### TASK BRIEF
Look through the material below for "xlabel". Copy every line that contains it.

### RECORDS FOR PROCESSING

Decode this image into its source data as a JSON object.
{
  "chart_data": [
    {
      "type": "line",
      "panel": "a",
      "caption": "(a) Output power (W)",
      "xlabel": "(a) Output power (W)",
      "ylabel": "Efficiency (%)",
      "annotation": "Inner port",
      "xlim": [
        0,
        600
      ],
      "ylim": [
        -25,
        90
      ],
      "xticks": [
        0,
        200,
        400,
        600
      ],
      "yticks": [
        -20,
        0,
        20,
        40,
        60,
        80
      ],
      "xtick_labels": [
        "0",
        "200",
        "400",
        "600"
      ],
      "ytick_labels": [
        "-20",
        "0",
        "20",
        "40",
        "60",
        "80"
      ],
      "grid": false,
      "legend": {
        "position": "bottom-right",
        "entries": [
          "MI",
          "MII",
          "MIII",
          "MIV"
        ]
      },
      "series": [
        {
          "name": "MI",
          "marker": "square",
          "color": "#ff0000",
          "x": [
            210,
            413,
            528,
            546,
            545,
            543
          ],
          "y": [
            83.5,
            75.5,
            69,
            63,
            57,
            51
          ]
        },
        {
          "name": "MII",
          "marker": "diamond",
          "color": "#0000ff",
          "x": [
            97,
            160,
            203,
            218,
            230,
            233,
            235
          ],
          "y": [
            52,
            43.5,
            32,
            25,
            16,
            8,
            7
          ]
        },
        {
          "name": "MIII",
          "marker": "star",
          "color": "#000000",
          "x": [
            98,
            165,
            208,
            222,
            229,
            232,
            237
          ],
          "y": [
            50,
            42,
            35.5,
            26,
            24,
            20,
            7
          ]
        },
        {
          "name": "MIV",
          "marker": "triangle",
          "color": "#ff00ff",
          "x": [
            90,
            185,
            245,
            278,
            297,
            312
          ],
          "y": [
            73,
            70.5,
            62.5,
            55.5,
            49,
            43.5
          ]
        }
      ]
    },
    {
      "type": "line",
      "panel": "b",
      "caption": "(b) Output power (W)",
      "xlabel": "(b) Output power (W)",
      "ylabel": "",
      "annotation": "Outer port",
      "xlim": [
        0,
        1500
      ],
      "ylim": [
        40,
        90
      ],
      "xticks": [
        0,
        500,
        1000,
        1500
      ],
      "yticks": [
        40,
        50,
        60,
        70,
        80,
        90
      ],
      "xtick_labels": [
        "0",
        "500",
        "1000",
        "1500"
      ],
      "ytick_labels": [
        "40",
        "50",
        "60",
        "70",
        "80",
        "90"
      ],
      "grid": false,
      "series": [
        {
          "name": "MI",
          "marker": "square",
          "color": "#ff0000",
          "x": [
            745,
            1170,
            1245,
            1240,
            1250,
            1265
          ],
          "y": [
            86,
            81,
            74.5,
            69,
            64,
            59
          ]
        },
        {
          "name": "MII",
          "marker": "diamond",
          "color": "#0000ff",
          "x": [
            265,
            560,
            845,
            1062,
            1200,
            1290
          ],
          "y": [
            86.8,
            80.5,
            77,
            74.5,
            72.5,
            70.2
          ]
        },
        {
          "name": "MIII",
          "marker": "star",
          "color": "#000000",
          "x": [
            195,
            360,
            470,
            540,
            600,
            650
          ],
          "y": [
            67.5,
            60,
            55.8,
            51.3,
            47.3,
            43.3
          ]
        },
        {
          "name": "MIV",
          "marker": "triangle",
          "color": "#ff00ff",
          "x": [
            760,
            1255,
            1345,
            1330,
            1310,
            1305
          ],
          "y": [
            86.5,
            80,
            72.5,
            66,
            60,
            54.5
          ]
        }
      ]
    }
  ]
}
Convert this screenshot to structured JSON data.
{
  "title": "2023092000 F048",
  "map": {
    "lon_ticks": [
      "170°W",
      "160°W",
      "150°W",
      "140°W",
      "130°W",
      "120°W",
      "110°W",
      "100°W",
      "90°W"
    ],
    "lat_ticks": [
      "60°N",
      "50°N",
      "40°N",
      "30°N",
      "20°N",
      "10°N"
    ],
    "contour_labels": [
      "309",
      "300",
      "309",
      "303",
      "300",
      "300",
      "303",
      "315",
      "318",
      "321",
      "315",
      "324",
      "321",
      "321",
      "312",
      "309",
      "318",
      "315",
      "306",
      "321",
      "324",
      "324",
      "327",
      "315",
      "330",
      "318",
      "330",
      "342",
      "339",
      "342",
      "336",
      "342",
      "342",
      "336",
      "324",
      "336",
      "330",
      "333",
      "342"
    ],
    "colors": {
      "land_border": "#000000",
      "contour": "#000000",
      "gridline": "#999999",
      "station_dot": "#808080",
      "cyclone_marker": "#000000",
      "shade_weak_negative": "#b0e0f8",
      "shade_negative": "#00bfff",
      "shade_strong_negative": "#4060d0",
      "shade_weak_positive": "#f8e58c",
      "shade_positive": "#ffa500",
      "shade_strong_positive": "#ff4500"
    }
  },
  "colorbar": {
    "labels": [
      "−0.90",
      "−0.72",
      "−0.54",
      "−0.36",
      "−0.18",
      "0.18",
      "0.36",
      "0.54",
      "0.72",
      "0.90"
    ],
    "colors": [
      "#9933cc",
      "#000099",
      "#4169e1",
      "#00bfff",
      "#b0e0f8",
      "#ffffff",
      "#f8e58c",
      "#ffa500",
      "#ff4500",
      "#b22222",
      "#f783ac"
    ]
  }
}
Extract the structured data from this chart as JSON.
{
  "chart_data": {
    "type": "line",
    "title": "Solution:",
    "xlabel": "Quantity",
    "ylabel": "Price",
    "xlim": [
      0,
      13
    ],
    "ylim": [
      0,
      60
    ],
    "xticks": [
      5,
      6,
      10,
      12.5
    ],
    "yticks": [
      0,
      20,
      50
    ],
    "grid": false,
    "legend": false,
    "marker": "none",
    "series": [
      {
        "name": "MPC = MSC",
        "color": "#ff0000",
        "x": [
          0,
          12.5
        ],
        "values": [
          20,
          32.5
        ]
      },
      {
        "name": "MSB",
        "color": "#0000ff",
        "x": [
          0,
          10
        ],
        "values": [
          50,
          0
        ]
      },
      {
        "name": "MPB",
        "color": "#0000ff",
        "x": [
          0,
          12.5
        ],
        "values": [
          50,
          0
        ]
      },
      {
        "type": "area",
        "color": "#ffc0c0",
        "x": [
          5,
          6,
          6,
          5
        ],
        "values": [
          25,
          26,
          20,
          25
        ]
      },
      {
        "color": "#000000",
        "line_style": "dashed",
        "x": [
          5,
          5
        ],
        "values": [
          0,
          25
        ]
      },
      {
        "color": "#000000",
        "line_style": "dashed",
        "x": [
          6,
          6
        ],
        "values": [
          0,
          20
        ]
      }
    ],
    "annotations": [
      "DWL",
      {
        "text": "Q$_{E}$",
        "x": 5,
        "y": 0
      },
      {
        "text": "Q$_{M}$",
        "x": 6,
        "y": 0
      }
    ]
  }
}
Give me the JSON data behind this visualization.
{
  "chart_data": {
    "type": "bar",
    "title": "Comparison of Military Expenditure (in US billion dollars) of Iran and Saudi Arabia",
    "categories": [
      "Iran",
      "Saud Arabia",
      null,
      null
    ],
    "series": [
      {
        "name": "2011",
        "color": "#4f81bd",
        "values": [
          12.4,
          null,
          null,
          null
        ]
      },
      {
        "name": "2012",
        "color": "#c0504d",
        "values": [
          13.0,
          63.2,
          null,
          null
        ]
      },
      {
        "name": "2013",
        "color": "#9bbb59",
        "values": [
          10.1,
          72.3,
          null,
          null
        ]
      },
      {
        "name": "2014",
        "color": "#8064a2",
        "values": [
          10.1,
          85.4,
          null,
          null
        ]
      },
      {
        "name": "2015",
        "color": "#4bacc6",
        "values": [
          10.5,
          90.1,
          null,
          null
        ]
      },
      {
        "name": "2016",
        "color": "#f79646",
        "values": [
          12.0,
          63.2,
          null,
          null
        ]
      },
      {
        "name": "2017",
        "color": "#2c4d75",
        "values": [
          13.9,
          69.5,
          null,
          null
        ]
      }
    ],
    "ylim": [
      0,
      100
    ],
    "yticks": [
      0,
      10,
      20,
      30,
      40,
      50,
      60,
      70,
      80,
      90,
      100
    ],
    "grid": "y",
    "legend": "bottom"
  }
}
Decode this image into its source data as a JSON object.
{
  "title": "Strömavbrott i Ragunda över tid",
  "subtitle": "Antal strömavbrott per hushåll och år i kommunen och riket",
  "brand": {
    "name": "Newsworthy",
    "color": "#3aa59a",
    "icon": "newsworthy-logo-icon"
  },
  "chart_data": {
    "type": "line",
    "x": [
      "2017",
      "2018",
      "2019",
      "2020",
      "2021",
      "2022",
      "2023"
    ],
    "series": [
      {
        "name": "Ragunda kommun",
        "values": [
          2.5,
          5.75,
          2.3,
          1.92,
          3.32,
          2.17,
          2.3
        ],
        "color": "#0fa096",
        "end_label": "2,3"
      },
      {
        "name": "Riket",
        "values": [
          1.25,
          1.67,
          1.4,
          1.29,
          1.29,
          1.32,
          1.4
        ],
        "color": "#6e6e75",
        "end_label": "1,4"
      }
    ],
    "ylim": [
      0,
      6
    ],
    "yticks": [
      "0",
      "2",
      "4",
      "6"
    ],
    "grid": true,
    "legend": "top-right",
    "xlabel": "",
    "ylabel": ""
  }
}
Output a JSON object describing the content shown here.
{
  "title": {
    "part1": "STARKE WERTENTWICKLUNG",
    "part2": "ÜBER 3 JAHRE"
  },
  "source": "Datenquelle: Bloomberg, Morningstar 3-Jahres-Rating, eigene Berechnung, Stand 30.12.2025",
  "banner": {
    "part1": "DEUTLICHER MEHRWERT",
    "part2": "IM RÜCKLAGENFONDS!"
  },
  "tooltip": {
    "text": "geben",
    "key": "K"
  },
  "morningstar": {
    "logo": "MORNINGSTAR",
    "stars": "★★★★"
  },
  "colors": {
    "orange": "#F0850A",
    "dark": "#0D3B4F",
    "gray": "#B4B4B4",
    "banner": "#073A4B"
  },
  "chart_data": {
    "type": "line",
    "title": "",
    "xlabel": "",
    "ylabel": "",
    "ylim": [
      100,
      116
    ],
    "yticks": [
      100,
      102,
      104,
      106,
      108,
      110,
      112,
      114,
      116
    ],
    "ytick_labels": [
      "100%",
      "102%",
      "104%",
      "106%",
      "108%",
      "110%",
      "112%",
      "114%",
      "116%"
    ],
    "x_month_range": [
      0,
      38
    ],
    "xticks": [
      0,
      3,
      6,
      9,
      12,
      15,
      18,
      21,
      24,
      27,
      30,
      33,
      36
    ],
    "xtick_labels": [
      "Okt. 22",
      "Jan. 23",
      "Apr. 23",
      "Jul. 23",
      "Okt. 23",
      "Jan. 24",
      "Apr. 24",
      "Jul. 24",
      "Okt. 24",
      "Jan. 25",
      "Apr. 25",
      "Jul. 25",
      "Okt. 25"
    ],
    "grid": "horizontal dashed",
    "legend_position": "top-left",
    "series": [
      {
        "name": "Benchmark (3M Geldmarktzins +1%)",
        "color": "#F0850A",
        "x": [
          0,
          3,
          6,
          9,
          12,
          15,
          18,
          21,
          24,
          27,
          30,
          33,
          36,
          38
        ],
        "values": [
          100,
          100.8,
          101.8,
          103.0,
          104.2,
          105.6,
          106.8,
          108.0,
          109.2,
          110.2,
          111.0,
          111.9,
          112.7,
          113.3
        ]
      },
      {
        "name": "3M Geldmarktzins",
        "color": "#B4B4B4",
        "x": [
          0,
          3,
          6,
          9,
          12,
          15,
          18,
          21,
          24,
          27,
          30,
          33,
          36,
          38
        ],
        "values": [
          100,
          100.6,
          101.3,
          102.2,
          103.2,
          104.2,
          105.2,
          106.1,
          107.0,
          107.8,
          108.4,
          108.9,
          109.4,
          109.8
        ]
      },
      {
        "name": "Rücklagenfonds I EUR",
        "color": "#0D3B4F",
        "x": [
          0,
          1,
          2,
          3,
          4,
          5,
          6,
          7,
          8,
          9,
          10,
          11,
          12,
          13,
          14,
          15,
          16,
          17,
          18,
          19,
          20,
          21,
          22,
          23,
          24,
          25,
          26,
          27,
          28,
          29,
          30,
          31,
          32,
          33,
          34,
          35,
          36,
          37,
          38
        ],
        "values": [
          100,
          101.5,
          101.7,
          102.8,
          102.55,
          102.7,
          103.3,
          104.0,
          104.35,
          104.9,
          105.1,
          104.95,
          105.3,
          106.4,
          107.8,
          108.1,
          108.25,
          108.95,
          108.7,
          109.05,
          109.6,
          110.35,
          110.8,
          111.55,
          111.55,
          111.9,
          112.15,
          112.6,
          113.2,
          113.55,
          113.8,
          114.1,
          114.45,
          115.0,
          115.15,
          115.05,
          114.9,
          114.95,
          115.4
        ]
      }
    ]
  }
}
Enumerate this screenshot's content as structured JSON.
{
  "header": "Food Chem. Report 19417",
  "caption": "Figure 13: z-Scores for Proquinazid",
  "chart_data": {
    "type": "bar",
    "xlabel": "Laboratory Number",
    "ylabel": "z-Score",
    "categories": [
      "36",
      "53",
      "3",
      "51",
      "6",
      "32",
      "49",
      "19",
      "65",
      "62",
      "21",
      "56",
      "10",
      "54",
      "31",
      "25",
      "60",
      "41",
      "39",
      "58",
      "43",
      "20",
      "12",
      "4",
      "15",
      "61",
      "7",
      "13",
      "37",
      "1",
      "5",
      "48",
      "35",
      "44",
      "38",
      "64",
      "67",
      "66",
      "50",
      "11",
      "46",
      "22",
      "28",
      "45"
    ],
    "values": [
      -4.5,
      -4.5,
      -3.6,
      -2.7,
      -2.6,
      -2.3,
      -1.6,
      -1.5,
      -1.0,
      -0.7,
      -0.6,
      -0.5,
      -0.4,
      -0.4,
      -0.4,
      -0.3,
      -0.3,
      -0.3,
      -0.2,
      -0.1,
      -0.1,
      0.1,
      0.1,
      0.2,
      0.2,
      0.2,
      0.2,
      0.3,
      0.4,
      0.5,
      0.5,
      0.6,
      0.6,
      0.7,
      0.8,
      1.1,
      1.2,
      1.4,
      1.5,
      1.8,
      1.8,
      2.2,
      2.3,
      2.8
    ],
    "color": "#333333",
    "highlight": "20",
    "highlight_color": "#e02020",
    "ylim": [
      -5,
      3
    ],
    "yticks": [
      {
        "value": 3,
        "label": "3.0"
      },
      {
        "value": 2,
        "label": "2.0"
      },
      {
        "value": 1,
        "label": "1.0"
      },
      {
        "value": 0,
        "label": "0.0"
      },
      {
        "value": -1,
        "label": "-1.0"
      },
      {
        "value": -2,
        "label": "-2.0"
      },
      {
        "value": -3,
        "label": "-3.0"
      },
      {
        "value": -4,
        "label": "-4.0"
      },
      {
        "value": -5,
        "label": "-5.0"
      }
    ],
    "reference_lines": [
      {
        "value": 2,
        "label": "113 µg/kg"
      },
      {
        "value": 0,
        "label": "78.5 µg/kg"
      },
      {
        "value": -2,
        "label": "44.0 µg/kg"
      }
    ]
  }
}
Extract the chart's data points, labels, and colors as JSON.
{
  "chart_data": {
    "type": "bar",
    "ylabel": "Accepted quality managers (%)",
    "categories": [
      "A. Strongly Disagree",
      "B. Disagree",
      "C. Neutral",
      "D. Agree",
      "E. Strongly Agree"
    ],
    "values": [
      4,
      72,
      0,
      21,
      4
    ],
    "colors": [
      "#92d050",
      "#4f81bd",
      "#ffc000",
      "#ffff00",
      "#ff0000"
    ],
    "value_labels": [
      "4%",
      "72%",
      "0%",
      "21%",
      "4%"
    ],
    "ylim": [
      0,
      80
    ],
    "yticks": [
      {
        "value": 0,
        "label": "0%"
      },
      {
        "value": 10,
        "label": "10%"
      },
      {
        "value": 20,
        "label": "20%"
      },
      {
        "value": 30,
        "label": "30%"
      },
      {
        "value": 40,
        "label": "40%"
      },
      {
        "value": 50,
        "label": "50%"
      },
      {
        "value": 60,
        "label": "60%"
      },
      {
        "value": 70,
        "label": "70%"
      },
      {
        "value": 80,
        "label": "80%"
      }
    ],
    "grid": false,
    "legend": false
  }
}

### WRITTEN REPLY
      "xlabel": "(a) Output power (W)",
      "xlabel": "(b) Output power (W)",
    "xlabel": "Quantity",
    "xlabel": "",
    "xlabel": "",
    "xlabel": "Laboratory Number",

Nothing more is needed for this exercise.